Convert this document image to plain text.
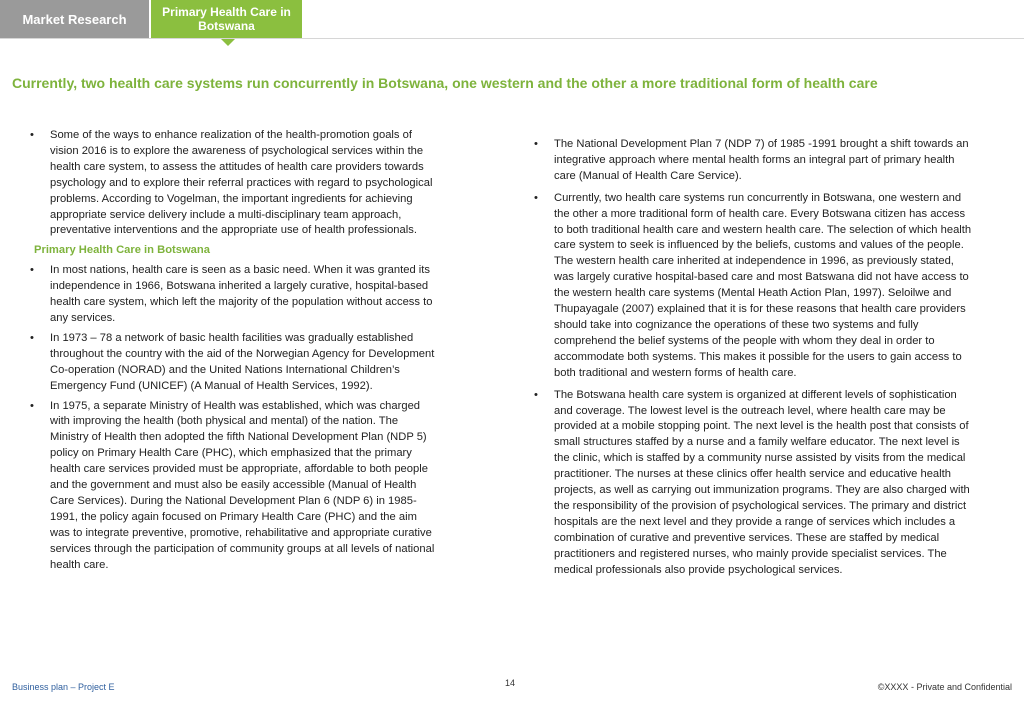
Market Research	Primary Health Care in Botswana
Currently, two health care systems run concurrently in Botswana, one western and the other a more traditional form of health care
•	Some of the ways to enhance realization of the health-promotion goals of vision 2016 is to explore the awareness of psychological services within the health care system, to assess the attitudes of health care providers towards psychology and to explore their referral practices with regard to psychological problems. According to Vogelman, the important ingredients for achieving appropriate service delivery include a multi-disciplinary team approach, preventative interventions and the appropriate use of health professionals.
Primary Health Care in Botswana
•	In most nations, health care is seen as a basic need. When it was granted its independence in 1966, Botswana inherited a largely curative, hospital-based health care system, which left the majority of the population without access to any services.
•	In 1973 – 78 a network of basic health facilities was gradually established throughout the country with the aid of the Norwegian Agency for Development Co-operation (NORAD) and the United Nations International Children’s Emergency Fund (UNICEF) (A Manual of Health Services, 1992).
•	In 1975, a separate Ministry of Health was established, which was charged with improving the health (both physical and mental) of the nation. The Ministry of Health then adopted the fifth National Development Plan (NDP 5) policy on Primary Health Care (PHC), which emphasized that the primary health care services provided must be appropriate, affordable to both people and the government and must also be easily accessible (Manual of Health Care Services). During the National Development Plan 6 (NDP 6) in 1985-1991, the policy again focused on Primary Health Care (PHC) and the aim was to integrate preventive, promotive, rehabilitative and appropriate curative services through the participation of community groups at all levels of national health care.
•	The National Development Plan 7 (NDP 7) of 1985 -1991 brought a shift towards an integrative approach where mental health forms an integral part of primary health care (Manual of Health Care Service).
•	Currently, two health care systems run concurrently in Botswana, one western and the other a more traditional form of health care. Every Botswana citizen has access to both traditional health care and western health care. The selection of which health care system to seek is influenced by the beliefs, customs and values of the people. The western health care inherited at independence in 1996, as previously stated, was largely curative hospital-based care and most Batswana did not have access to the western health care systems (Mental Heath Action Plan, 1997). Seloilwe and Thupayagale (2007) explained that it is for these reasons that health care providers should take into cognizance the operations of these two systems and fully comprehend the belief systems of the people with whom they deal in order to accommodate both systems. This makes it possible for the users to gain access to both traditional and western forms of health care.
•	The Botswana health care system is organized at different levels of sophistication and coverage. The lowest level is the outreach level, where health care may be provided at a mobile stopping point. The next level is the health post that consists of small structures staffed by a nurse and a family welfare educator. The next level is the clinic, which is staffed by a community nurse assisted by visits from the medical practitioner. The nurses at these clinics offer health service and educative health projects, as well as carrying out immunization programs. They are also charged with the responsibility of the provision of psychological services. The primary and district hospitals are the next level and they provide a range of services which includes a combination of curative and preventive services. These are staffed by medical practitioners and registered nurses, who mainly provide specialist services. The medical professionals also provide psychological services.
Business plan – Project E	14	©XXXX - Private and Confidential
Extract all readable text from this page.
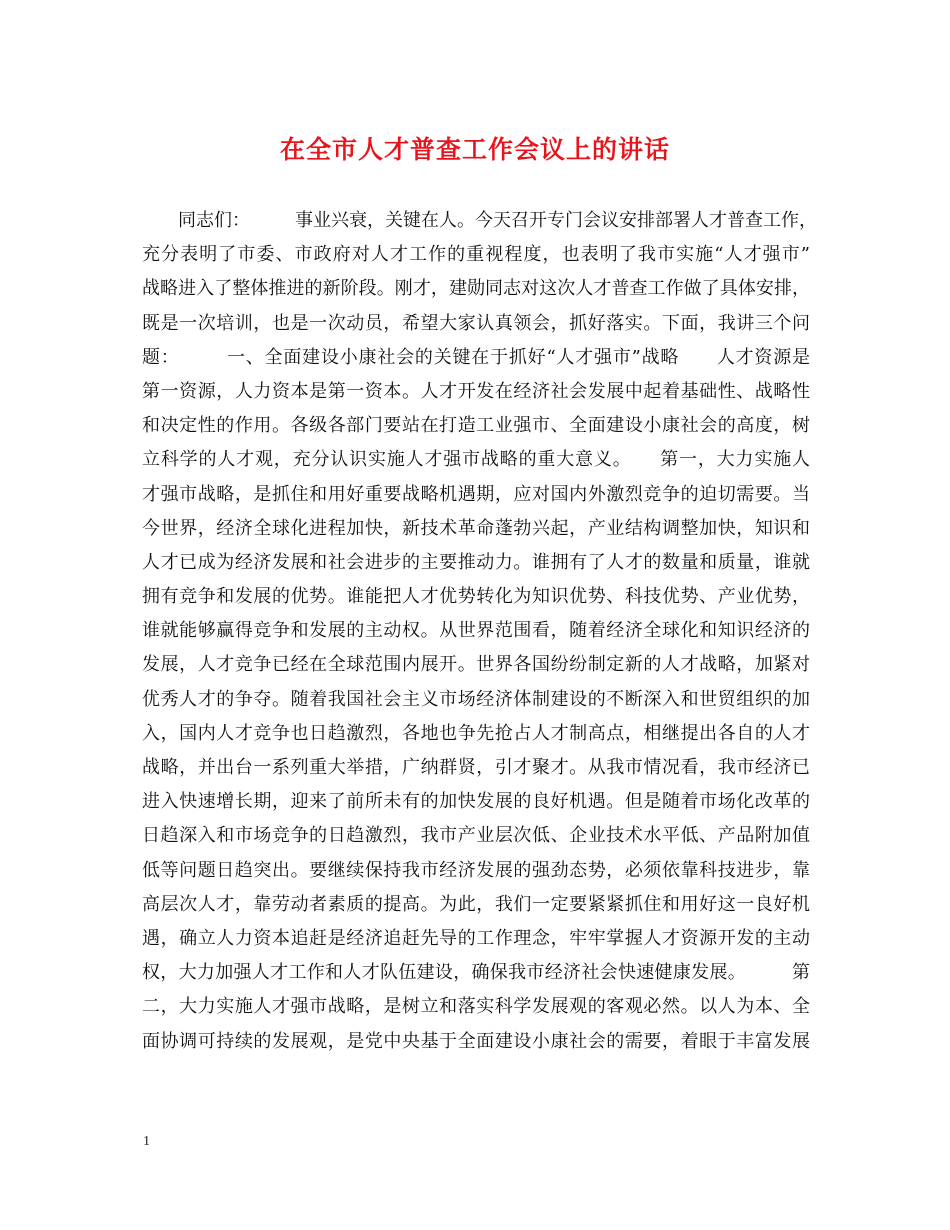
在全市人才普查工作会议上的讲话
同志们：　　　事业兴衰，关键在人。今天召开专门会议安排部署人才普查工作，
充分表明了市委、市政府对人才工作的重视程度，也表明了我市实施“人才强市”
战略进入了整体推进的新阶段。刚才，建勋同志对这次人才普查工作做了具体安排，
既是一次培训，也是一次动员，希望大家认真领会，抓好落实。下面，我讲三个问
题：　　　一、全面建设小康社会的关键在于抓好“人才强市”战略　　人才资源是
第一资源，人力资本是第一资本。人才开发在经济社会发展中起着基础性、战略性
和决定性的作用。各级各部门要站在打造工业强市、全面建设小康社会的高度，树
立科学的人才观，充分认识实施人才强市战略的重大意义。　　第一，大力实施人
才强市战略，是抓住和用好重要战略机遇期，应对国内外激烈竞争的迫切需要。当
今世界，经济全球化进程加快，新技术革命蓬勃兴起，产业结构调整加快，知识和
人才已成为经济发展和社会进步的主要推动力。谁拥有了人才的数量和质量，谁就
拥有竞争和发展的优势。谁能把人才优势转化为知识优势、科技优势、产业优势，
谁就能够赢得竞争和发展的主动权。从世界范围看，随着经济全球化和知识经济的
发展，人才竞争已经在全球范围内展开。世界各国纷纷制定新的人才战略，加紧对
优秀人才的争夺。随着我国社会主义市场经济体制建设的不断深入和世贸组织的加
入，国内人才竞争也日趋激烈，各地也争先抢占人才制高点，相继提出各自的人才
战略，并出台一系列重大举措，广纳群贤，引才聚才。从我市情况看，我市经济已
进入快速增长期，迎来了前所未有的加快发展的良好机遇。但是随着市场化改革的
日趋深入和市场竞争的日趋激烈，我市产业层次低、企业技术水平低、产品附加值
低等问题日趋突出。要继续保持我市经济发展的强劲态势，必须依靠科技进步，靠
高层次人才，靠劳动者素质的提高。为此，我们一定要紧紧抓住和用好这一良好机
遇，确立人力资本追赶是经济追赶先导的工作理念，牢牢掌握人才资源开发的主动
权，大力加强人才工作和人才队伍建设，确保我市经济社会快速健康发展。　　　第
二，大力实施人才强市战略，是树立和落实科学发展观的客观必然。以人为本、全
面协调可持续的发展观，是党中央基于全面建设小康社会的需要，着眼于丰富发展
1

---

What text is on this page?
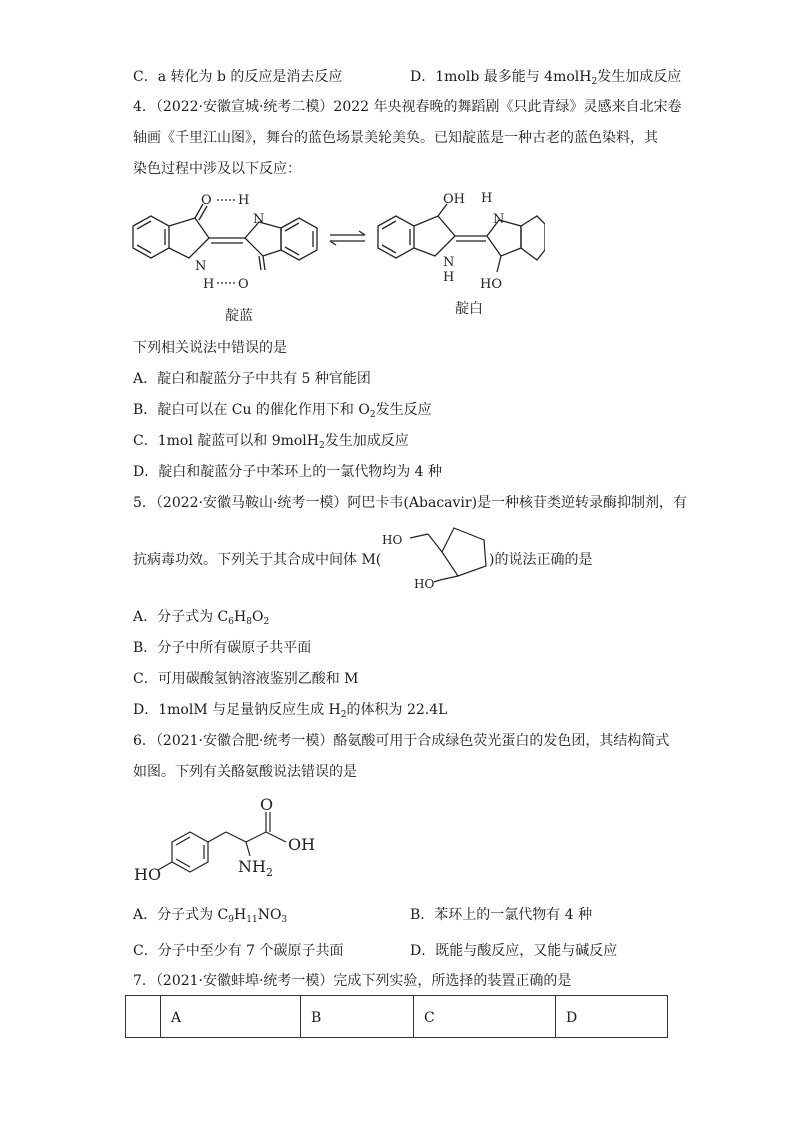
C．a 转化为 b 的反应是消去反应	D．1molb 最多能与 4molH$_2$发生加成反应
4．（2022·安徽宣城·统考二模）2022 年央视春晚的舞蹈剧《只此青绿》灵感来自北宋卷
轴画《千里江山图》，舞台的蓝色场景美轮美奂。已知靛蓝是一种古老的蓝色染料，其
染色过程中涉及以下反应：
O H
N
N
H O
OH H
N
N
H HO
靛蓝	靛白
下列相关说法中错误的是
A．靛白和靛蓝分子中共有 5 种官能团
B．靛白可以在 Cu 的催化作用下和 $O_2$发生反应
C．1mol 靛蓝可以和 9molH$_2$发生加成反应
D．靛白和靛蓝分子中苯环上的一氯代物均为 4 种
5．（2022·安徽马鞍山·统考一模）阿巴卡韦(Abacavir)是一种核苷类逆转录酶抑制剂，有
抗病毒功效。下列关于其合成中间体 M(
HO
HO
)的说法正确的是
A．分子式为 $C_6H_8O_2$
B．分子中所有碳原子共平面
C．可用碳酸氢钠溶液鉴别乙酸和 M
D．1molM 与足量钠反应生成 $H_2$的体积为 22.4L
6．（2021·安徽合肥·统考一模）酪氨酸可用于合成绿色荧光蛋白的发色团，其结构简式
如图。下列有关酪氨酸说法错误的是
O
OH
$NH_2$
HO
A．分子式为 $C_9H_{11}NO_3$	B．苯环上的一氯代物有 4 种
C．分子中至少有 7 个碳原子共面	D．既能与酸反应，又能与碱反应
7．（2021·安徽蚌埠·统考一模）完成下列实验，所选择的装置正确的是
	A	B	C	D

==

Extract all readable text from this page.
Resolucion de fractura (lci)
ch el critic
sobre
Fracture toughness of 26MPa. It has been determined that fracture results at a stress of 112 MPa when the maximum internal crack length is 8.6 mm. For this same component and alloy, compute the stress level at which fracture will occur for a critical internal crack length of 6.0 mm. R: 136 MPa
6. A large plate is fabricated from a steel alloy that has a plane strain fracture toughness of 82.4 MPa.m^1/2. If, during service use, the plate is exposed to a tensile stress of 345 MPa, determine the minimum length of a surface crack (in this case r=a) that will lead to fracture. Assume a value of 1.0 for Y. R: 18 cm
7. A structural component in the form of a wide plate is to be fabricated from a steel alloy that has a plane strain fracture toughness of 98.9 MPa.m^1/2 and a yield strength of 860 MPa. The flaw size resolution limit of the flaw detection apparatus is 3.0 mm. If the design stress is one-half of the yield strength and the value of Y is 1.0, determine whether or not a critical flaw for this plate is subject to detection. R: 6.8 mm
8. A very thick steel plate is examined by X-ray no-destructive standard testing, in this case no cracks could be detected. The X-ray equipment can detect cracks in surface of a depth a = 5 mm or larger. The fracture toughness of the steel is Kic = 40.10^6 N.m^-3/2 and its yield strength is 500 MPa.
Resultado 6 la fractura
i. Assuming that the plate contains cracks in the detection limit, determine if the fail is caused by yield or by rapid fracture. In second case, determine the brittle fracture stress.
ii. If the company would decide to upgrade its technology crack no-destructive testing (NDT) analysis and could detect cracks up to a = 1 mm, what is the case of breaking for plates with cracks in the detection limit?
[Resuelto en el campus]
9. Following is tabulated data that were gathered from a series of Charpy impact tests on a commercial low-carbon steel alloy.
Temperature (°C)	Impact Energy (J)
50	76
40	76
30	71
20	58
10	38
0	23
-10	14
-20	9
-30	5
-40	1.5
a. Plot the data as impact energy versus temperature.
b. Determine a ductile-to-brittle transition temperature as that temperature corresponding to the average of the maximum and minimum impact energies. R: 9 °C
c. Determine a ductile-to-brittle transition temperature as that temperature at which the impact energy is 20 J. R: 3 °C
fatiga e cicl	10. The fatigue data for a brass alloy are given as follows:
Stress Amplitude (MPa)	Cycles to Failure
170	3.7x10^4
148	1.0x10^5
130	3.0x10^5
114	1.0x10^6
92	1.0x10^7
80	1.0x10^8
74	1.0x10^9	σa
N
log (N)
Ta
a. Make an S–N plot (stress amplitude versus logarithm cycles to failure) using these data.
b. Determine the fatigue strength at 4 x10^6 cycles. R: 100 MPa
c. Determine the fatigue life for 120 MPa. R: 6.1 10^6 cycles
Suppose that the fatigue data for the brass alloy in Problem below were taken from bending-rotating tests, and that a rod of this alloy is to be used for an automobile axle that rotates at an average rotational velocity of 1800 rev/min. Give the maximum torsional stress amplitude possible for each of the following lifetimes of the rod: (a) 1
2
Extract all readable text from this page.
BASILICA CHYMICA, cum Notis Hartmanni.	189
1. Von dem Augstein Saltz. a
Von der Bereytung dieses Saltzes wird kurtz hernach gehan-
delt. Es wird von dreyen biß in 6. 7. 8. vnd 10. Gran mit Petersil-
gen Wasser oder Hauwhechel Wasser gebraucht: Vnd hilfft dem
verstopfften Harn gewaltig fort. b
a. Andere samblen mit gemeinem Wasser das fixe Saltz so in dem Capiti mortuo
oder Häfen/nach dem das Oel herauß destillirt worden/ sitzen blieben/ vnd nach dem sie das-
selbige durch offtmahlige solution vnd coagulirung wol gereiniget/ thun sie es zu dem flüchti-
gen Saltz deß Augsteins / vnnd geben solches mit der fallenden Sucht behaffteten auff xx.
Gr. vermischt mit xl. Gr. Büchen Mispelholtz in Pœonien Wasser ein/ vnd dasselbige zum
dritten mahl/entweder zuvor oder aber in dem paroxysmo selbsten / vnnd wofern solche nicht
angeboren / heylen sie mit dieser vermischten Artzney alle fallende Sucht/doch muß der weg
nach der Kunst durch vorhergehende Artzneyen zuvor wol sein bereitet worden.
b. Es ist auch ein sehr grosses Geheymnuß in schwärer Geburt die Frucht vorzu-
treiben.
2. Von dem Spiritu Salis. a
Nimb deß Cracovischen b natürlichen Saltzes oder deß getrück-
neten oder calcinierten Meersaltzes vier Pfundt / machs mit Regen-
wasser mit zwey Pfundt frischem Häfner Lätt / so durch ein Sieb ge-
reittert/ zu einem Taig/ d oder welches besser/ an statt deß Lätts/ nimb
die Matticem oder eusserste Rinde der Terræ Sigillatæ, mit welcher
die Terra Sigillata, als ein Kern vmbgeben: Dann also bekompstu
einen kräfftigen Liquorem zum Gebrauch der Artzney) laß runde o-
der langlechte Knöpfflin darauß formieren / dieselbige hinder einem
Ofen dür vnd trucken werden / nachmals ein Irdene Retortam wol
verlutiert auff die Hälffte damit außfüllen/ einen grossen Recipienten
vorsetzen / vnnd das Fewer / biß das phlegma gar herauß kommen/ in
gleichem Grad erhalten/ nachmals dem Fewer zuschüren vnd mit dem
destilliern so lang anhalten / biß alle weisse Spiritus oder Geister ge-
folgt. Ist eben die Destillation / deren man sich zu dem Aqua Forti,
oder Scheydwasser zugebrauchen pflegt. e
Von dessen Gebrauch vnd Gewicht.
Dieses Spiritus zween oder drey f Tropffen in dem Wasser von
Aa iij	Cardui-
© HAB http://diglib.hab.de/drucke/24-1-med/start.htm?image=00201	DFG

• _GOAL_: What is the number of lines in the listing above that contain the string "fatigue"? Give only the number.

• _THE OUTPUT_: 4